**The request**
Records follow. Copy every line with "title".

--- begin ---

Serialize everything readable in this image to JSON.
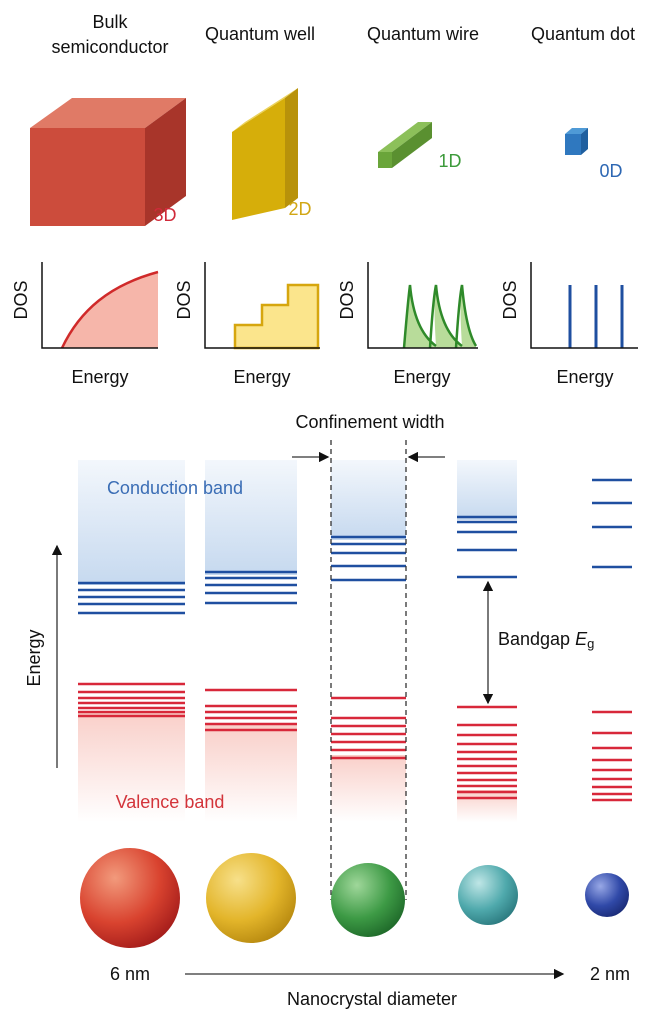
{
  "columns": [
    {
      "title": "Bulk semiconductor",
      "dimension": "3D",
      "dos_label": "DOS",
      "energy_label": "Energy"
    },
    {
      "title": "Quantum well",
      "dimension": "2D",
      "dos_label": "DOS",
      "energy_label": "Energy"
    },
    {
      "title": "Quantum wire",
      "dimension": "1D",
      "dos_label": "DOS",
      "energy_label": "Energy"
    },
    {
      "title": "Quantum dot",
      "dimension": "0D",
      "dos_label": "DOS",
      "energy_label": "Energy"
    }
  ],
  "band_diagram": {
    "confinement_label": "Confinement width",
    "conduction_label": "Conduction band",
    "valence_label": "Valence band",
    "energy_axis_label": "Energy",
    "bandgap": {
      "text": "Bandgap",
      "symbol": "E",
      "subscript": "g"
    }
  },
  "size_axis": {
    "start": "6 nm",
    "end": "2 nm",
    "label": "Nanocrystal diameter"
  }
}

--- end ---
--- begin ---

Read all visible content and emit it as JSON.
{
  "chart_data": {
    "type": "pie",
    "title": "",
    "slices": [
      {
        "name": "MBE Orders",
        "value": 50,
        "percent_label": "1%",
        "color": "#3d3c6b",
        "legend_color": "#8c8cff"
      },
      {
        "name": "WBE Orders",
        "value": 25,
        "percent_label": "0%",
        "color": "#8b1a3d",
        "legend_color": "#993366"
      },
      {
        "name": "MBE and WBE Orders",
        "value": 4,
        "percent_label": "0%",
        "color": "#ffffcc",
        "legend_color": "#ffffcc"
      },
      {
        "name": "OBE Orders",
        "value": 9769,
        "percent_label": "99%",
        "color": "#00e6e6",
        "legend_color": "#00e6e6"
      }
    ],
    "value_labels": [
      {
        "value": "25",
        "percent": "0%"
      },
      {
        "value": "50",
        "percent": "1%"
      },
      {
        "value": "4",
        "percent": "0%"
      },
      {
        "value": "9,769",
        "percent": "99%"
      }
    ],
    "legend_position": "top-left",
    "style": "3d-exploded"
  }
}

--- end ---

**Answer for the task**
      "title": "Bulk semiconductor",
      "title": "Quantum well",
      "title": "Quantum wire",
      "title": "Quantum dot",
    "title": "",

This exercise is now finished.